*EXERCISE DIRECTIONS:*
Locate each line of the material that contains "proportion", then return it.

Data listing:

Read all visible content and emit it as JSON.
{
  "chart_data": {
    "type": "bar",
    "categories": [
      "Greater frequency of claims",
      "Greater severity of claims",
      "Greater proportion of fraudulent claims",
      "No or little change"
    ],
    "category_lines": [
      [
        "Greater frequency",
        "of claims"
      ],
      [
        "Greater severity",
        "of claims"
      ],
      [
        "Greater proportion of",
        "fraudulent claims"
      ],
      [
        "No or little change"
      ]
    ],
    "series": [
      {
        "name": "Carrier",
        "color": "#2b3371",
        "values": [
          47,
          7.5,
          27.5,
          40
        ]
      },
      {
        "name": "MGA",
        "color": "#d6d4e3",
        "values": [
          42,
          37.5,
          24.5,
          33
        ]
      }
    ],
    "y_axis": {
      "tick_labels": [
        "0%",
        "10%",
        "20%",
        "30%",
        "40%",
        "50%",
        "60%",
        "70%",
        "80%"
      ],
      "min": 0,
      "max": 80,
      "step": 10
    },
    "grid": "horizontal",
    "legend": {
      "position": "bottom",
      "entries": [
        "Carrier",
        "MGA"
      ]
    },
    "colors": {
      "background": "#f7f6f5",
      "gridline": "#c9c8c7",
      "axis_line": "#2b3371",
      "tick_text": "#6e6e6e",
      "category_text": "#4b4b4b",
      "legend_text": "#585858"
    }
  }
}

*SOLUTION TO THIS TASK:*
      "Greater proportion of fraudulent claims",
        "Greater proportion of",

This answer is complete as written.